[Begin]
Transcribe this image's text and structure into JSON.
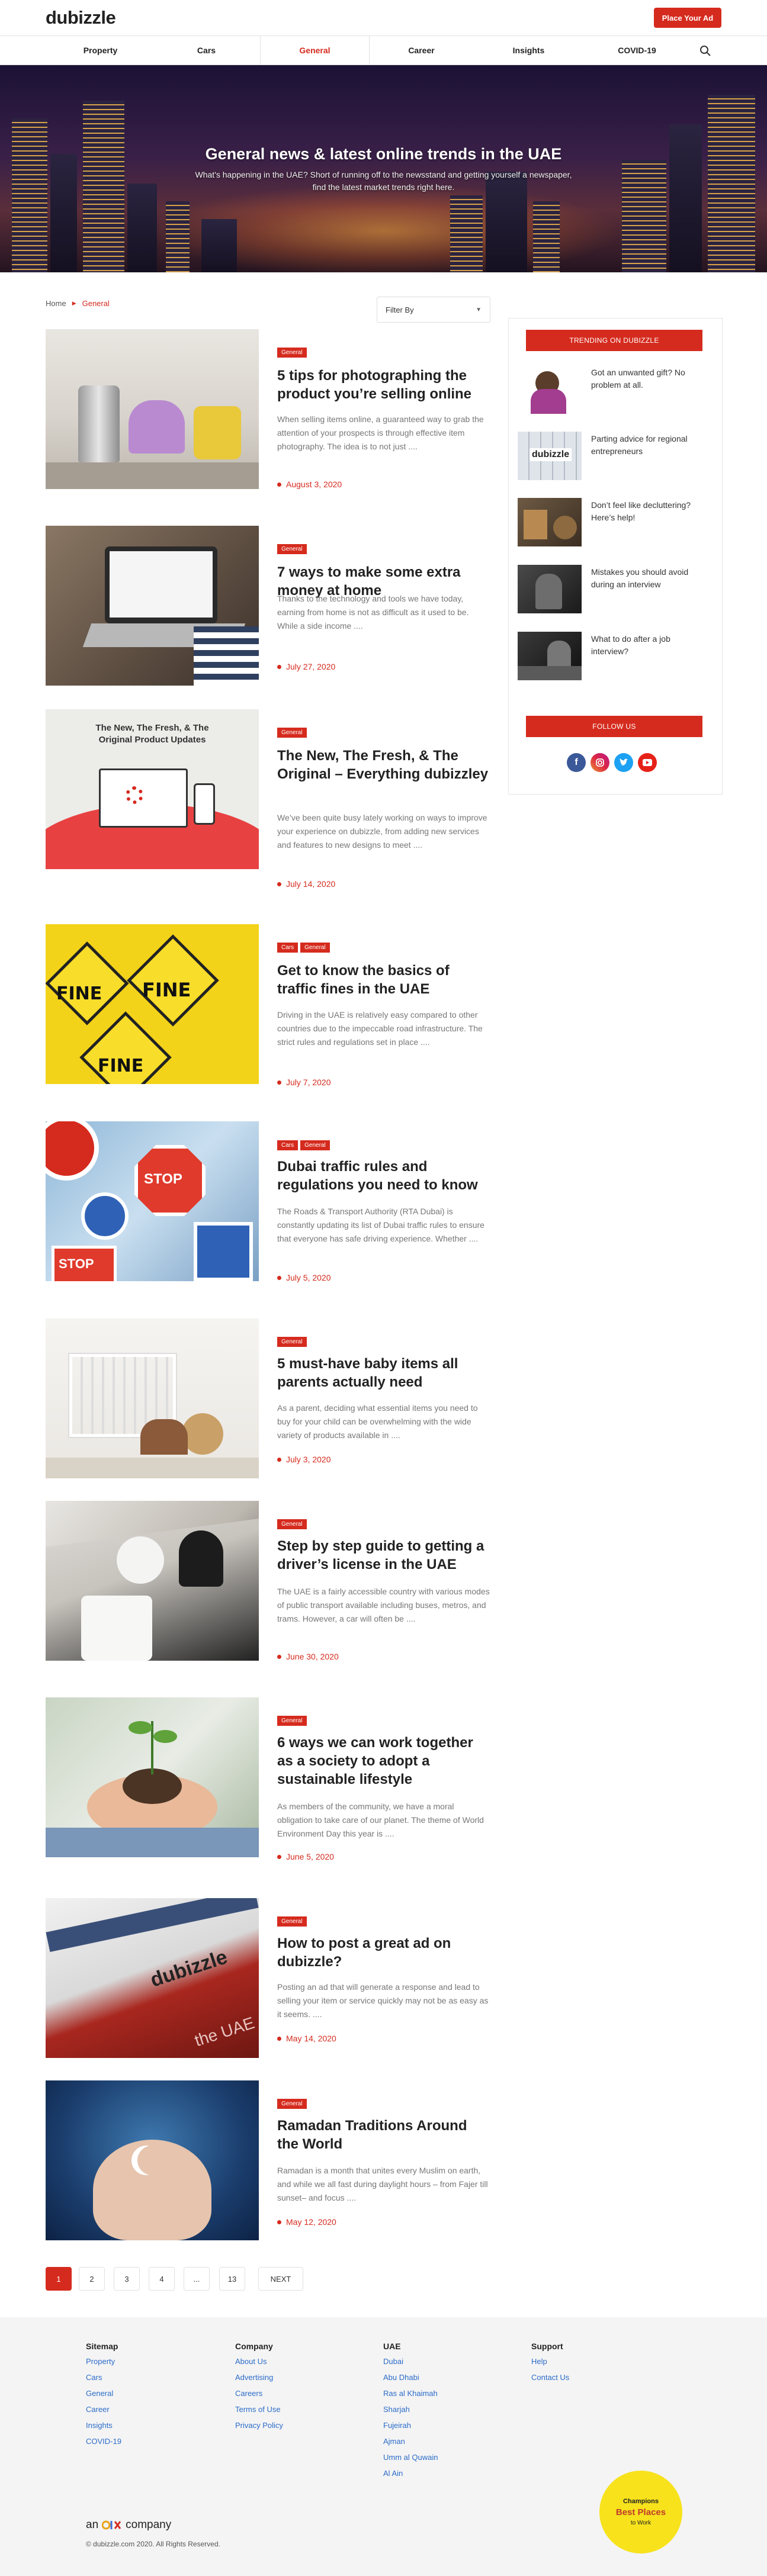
{
  "header": {
    "logo": "dubizzle",
    "place_ad": "Place Your Ad",
    "nav": [
      "Property",
      "Cars",
      "General",
      "Career",
      "Insights",
      "COVID-19"
    ],
    "active_nav": "General"
  },
  "hero": {
    "title": "General news & latest online trends in the UAE",
    "subtitle": "What's happening in the UAE? Short of running off to the newsstand and getting yourself a newspaper, find the latest market trends right here."
  },
  "breadcrumb": {
    "home": "Home",
    "current": "General"
  },
  "filter": {
    "label": "Filter By"
  },
  "articles": [
    {
      "tags": [
        "General"
      ],
      "title": "5 tips for photographing the product you’re selling online",
      "excerpt": "When selling items online, a guaranteed way to grab the attention of your prospects is through effective item photography.  The idea is to not just ....",
      "date": "August 3, 2020"
    },
    {
      "tags": [
        "General"
      ],
      "title": "7 ways to make some extra money at home",
      "excerpt": "Thanks to the technology and tools we have today, earning from home is not as difficult as it used to be. While a side income ....",
      "date": "July 27, 2020"
    },
    {
      "tags": [
        "General"
      ],
      "title": "The New, The Fresh, & The Original – Everything dubizzley",
      "excerpt": "We’ve been quite busy lately working on ways to improve your experience on dubizzle, from adding new services and features to new designs to meet ....",
      "date": "July 14, 2020"
    },
    {
      "tags": [
        "Cars",
        "General"
      ],
      "title": "Get to know the basics of traffic fines in the UAE",
      "excerpt": "Driving in the UAE is relatively easy compared to other countries due to the impeccable road infrastructure. The strict rules and regulations set in place ....",
      "date": "July 7, 2020"
    },
    {
      "tags": [
        "Cars",
        "General"
      ],
      "title": "Dubai traffic rules and regulations you need to know",
      "excerpt": "The Roads & Transport Authority (RTA Dubai) is constantly updating its list of Dubai traffic rules to ensure that everyone has safe driving experience. Whether ....",
      "date": "July 5, 2020"
    },
    {
      "tags": [
        "General"
      ],
      "title": "5 must-have baby items all parents actually need",
      "excerpt": "As a parent, deciding what essential items you need to buy for your child can be overwhelming with the wide variety of products available in ....",
      "date": "July 3, 2020"
    },
    {
      "tags": [
        "General"
      ],
      "title": "Step by step guide to getting a driver’s license in the UAE",
      "excerpt": "The UAE is a fairly accessible country with various modes of public transport available including buses, metros, and trams. However, a car will often be ....",
      "date": "June 30, 2020"
    },
    {
      "tags": [
        "General"
      ],
      "title": "6 ways we can work together as a society to adopt a sustainable lifestyle",
      "excerpt": "As members of the community, we have a moral obligation to take care of our planet. The theme of World Environment Day this year is ....",
      "date": "June 5, 2020"
    },
    {
      "tags": [
        "General"
      ],
      "title": "How to post a great ad on dubizzle?",
      "excerpt": "Posting an ad that will generate a response and lead to selling your item or service quickly may not be as easy as it seems. ....",
      "date": "May 14, 2020"
    },
    {
      "tags": [
        "General"
      ],
      "title": "Ramadan Traditions Around the World",
      "excerpt": "Ramadan is a month that unites every Muslim on earth, and while we all fast during daylight hours – from Fajer till sunset– and focus ....",
      "date": "May 12, 2020"
    }
  ],
  "article_image_texts": {
    "promo_heading": "The New, The Fresh, & The Original Product Updates",
    "fine": "FINE",
    "stop": "STOP",
    "dubizzle_screen": "dubizzle",
    "uae_screen": "the UAE"
  },
  "sidebar": {
    "trending_title": "TRENDING ON DUBIZZLE",
    "trending": [
      "Got an unwanted gift? No problem at all.",
      "Parting advice for regional entrepreneurs",
      "Don’t feel like decluttering? Here’s help!",
      "Mistakes you should avoid during an interview",
      "What to do after a job interview?"
    ],
    "trending_thumb_logo": "dubizzle",
    "follow_title": "FOLLOW US",
    "social": [
      "facebook",
      "instagram",
      "twitter",
      "youtube"
    ]
  },
  "pagination": [
    "1",
    "2",
    "3",
    "4",
    "...",
    "13",
    "NEXT"
  ],
  "pagination_active": "1",
  "footer": {
    "columns": [
      {
        "heading": "Sitemap",
        "links": [
          "Property",
          "Cars",
          "General",
          "Career",
          "Insights",
          "COVID-19"
        ]
      },
      {
        "heading": "Company",
        "links": [
          "About Us",
          "Advertising",
          "Careers",
          "Terms of Use",
          "Privacy Policy"
        ]
      },
      {
        "heading": "UAE",
        "links": [
          "Dubai",
          "Abu Dhabi",
          "Ras al Khaimah",
          "Sharjah",
          "Fujeirah",
          "Ajman",
          "Umm al Quwain",
          "Al Ain"
        ]
      },
      {
        "heading": "Support",
        "links": [
          "Help",
          "Contact Us"
        ]
      }
    ],
    "brand_prefix": "an",
    "brand_suffix": "company",
    "copyright": "© dubizzle.com 2020. All Rights Reserved.",
    "badge": {
      "line1": "Champions",
      "line2": "Best Places",
      "line3": "to Work"
    }
  },
  "colors": {
    "brand_red": "#d52b1e",
    "link_blue": "#2b6cc9",
    "footer_bg": "#f4f4f4"
  }
}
[End]
## [What the exercise asks]
Gather all lines of the records that include the word "July".

## [The answer]
      "date": "July 27, 2020"
      "date": "July 14, 2020"
      "date": "July 7, 2020"
      "date": "July 5, 2020"
      "date": "July 3, 2020"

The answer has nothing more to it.